> _Work instructions_: Every line of the records below should be restated exactly.

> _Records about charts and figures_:
------------------------------------------------------------------------

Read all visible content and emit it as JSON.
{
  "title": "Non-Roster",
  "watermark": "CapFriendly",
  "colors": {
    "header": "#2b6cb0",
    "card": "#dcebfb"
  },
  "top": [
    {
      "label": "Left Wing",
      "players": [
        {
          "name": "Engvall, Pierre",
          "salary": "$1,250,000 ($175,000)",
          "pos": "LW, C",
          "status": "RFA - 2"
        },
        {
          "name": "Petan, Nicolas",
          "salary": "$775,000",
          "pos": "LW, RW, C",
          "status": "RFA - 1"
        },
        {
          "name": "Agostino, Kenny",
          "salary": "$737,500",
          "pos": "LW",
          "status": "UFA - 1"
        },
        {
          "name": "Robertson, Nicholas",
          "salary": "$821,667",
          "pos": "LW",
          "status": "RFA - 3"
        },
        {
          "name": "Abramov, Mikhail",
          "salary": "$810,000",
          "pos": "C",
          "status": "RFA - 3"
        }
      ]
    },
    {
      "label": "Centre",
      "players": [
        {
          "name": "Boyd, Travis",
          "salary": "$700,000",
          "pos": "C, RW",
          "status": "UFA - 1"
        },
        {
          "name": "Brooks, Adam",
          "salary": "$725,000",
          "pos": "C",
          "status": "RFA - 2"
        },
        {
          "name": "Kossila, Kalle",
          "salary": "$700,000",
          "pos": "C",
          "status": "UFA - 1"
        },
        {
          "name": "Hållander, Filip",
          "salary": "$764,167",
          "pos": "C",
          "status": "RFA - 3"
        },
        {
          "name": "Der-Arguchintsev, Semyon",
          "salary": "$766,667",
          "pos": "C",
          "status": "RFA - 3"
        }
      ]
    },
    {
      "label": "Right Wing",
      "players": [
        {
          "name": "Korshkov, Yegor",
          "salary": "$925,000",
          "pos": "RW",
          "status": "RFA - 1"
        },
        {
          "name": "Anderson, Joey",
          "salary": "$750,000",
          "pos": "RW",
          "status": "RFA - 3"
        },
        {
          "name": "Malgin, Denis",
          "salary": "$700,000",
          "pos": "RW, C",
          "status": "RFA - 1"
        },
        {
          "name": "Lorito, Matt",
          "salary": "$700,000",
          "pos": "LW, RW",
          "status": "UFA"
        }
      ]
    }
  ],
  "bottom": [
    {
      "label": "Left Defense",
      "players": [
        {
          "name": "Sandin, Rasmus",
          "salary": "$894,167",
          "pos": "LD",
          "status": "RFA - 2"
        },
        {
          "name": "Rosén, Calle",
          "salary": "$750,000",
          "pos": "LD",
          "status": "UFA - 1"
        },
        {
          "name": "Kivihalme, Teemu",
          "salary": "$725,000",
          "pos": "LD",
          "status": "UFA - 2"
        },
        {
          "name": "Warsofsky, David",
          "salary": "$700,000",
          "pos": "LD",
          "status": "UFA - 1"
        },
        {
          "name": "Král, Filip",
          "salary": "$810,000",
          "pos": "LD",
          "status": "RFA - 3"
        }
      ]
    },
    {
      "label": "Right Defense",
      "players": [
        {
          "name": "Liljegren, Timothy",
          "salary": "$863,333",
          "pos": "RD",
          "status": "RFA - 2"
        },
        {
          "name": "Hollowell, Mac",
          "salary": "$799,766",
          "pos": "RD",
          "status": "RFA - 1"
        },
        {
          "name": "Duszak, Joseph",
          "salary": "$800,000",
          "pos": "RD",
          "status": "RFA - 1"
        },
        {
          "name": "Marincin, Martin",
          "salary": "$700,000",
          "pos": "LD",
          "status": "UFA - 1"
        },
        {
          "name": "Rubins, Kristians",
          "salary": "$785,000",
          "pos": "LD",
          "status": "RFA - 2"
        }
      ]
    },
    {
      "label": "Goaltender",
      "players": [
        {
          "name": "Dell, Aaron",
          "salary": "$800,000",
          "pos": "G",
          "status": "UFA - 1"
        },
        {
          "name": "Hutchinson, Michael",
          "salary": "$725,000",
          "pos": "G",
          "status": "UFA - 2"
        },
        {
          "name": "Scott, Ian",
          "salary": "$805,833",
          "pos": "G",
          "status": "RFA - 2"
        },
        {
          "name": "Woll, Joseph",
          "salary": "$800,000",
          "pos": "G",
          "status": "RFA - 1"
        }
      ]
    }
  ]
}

------------------------------------------------------------------------

> _Result for this task_:
Read all visible content and emit it as JSON.
{
  "title": "Non-Roster",
  "watermark": "CapFriendly",
  "colors": {
    "header": "#2b6cb0",
    "card": "#dcebfb"
  },
  "top": [
    {
      "label": "Left Wing",
      "players": [
        {
          "name": "Engvall, Pierre",
          "salary": "$1,250,000 ($175,000)",
          "pos": "LW, C",
          "status": "RFA - 2"
        },
        {
          "name": "Petan, Nicolas",
          "salary": "$775,000",
          "pos": "LW, RW, C",
          "status": "RFA - 1"
        },
        {
          "name": "Agostino, Kenny",
          "salary": "$737,500",
          "pos": "LW",
          "status": "UFA - 1"
        },
        {
          "name": "Robertson, Nicholas",
          "salary": "$821,667",
          "pos": "LW",
          "status": "RFA - 3"
        },
        {
          "name": "Abramov, Mikhail",
          "salary": "$810,000",
          "pos": "C",
          "status": "RFA - 3"
        }
      ]
    },
    {
      "label": "Centre",
      "players": [
        {
          "name": "Boyd, Travis",
          "salary": "$700,000",
          "pos": "C, RW",
          "status": "UFA - 1"
        },
        {
          "name": "Brooks, Adam",
          "salary": "$725,000",
          "pos": "C",
          "status": "RFA - 2"
        },
        {
          "name": "Kossila, Kalle",
          "salary": "$700,000",
          "pos": "C",
          "status": "UFA - 1"
        },
        {
          "name": "Hållander, Filip",
          "salary": "$764,167",
          "pos": "C",
          "status": "RFA - 3"
        },
        {
          "name": "Der-Arguchintsev, Semyon",
          "salary": "$766,667",
          "pos": "C",
          "status": "RFA - 3"
        }
      ]
    },
    {
      "label": "Right Wing",
      "players": [
        {
          "name": "Korshkov, Yegor",
          "salary": "$925,000",
          "pos": "RW",
          "status": "RFA - 1"
        },
        {
          "name": "Anderson, Joey",
          "salary": "$750,000",
          "pos": "RW",
          "status": "RFA - 3"
        },
        {
          "name": "Malgin, Denis",
          "salary": "$700,000",
          "pos": "RW, C",
          "status": "RFA - 1"
        },
        {
          "name": "Lorito, Matt",
          "salary": "$700,000",
          "pos": "LW, RW",
          "status": "UFA"
        }
      ]
    }
  ],
  "bottom": [
    {
      "label": "Left Defense",
      "players": [
        {
          "name": "Sandin, Rasmus",
          "salary": "$894,167",
          "pos": "LD",
          "status": "RFA - 2"
        },
        {
          "name": "Rosén, Calle",
          "salary": "$750,000",
          "pos": "LD",
          "status": "UFA - 1"
        },
        {
          "name": "Kivihalme, Teemu",
          "salary": "$725,000",
          "pos": "LD",
          "status": "UFA - 2"
        },
        {
          "name": "Warsofsky, David",
          "salary": "$700,000",
          "pos": "LD",
          "status": "UFA - 1"
        },
        {
          "name": "Král, Filip",
          "salary": "$810,000",
          "pos": "LD",
          "status": "RFA - 3"
        }
      ]
    },
    {
      "label": "Right Defense",
      "players": [
        {
          "name": "Liljegren, Timothy",
          "salary": "$863,333",
          "pos": "RD",
          "status": "RFA - 2"
        },
        {
          "name": "Hollowell, Mac",
          "salary": "$799,766",
          "pos": "RD",
          "status": "RFA - 1"
        },
        {
          "name": "Duszak, Joseph",
          "salary": "$800,000",
          "pos": "RD",
          "status": "RFA - 1"
        },
        {
          "name": "Marincin, Martin",
          "salary": "$700,000",
          "pos": "LD",
          "status": "UFA - 1"
        },
        {
          "name": "Rubins, Kristians",
          "salary": "$785,000",
          "pos": "LD",
          "status": "RFA - 2"
        }
      ]
    },
    {
      "label": "Goaltender",
      "players": [
        {
          "name": "Dell, Aaron",
          "salary": "$800,000",
          "pos": "G",
          "status": "UFA - 1"
        },
        {
          "name": "Hutchinson, Michael",
          "salary": "$725,000",
          "pos": "G",
          "status": "UFA - 2"
        },
        {
          "name": "Scott, Ian",
          "salary": "$805,833",
          "pos": "G",
          "status": "RFA - 2"
        },
        {
          "name": "Woll, Joseph",
          "salary": "$800,000",
          "pos": "G",
          "status": "RFA - 1"
        }
      ]
    }
  ]
}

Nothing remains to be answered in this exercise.